-- Records provided --
*-*-*
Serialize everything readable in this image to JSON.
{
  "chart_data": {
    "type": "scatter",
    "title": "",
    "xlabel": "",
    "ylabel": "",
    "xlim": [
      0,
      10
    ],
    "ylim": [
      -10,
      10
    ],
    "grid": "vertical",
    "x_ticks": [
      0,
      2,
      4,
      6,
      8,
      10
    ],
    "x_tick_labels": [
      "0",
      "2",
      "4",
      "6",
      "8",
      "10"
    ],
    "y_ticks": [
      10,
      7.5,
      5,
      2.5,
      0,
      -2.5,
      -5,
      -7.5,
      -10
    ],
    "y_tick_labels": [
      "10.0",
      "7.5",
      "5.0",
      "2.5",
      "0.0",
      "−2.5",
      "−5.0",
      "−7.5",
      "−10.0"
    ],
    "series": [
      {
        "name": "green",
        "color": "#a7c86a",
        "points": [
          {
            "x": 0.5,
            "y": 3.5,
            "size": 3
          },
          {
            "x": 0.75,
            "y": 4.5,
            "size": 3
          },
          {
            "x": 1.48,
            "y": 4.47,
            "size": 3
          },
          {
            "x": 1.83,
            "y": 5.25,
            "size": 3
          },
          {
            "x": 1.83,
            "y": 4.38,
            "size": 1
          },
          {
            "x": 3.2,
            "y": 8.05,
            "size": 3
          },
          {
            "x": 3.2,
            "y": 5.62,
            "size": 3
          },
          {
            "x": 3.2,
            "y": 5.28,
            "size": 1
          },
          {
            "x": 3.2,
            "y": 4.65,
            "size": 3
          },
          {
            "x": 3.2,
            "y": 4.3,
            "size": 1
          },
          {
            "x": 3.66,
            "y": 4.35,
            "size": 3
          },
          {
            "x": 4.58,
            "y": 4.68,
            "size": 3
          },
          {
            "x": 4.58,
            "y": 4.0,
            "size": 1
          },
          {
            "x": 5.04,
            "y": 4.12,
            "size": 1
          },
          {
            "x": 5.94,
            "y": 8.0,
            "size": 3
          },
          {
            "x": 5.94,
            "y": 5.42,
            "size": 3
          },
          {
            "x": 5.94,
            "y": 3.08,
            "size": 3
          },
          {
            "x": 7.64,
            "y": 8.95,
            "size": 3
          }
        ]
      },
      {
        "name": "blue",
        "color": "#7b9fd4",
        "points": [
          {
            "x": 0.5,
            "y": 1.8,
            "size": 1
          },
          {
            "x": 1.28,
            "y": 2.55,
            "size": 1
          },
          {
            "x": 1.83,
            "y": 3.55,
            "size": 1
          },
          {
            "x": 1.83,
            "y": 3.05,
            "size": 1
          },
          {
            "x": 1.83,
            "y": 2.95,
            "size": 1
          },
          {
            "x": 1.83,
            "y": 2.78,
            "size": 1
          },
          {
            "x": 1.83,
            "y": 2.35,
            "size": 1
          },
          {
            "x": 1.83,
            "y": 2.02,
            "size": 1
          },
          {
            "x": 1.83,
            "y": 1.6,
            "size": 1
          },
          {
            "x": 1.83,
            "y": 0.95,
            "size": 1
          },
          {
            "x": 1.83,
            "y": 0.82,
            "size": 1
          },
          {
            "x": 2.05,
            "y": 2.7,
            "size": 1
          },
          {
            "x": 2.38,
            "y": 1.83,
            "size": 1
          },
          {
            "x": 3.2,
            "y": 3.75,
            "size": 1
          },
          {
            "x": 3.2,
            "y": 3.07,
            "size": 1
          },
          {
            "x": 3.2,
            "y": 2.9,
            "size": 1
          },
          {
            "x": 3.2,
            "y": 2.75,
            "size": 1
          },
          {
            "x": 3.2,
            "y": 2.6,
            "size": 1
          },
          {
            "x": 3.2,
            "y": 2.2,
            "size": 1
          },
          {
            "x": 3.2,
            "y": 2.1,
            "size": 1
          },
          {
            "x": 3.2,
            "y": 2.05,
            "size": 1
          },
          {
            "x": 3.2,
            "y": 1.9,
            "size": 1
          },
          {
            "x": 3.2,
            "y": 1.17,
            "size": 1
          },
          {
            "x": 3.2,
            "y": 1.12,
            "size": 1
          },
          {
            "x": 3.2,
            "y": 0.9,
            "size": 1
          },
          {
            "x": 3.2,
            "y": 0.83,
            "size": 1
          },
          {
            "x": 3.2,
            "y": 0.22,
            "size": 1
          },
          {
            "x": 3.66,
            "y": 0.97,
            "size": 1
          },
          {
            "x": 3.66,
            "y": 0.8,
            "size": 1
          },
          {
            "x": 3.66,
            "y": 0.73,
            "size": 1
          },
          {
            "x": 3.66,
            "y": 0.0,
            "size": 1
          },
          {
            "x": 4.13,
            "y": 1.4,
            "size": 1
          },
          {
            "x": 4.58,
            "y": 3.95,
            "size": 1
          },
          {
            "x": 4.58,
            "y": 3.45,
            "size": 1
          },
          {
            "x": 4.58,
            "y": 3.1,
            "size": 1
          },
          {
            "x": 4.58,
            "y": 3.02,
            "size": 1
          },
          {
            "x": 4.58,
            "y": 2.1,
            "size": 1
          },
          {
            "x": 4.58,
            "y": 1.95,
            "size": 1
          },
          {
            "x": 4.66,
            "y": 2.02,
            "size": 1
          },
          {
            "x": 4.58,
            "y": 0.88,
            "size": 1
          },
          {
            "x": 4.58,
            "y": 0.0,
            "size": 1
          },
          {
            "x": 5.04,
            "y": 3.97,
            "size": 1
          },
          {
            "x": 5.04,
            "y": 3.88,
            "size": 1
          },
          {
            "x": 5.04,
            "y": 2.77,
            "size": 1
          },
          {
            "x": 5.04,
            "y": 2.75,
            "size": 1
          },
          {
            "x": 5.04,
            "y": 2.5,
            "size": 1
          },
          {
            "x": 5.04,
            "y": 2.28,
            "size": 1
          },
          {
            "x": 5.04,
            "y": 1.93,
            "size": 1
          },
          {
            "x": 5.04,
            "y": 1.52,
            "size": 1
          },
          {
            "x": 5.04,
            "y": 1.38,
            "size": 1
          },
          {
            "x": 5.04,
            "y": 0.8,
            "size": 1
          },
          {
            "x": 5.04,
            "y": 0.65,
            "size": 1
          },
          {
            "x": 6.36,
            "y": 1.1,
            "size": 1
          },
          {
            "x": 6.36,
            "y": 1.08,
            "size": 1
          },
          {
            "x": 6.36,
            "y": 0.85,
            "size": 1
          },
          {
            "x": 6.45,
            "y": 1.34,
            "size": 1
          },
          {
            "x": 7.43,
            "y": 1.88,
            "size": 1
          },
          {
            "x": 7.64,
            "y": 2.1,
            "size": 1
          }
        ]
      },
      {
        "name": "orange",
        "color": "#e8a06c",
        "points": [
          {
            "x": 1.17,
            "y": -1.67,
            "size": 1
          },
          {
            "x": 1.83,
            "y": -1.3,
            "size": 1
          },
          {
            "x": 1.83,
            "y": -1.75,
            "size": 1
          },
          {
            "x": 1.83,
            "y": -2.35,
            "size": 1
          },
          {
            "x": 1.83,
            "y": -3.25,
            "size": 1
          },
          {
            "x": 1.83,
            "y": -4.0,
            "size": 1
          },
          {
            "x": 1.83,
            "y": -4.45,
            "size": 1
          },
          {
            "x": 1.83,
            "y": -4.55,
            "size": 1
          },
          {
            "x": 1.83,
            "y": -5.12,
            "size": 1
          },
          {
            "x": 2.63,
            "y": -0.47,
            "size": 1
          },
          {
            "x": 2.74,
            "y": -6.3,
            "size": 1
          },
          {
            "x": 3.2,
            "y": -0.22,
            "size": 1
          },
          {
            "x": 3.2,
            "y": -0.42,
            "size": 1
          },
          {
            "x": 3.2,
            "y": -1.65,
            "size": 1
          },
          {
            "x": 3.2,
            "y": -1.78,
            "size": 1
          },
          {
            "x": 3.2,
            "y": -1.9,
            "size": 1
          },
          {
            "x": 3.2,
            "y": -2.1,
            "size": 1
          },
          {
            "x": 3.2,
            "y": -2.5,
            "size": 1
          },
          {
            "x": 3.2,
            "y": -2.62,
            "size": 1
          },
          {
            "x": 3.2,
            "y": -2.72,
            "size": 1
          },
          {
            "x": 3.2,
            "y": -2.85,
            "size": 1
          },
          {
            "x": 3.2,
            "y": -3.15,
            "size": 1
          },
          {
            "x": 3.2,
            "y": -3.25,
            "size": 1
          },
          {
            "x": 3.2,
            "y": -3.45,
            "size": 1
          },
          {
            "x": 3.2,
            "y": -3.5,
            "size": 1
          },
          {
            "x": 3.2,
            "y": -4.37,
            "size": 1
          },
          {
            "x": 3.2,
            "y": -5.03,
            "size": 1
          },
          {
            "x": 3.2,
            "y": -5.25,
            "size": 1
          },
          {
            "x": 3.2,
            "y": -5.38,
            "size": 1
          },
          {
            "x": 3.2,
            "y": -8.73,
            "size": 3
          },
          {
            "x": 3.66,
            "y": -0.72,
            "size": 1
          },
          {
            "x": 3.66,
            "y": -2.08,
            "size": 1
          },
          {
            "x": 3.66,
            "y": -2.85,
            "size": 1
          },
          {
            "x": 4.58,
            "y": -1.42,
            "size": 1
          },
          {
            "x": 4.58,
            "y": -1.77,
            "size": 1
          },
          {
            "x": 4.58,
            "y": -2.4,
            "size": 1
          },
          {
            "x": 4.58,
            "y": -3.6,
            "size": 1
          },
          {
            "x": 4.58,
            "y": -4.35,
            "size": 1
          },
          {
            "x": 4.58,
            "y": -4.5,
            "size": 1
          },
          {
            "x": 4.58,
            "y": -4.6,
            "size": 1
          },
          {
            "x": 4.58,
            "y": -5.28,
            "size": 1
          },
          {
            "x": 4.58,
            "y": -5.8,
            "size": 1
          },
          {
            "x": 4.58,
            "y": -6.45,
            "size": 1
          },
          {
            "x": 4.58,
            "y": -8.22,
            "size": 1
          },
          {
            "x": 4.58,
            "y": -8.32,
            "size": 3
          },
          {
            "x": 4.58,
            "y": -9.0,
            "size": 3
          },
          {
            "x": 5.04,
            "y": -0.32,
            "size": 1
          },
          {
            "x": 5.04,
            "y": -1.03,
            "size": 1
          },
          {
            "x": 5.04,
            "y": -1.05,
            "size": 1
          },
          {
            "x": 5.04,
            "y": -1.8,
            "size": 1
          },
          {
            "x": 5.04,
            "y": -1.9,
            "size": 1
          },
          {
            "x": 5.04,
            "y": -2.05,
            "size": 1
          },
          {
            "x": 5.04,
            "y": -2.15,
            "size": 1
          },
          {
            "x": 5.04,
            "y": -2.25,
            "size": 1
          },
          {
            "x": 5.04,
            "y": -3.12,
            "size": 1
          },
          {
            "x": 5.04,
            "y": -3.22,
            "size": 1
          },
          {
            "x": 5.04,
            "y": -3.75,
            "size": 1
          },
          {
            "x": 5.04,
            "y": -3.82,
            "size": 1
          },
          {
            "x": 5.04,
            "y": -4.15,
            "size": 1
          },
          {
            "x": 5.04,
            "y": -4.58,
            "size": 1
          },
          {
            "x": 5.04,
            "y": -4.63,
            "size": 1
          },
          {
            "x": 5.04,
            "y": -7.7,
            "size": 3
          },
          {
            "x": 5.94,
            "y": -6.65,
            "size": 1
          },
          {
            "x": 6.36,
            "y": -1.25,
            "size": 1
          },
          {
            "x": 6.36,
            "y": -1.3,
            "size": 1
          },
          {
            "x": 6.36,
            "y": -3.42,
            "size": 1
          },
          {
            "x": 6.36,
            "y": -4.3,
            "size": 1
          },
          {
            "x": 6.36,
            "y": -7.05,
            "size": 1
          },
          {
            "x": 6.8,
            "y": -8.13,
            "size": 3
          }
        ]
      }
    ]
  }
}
*-*-*
-- Set exercise --
Set out every line from the material that contains the string "color".

-- Response --
        "color": "#a7c86a",
        "color": "#7b9fd4",
        "color": "#e8a06c",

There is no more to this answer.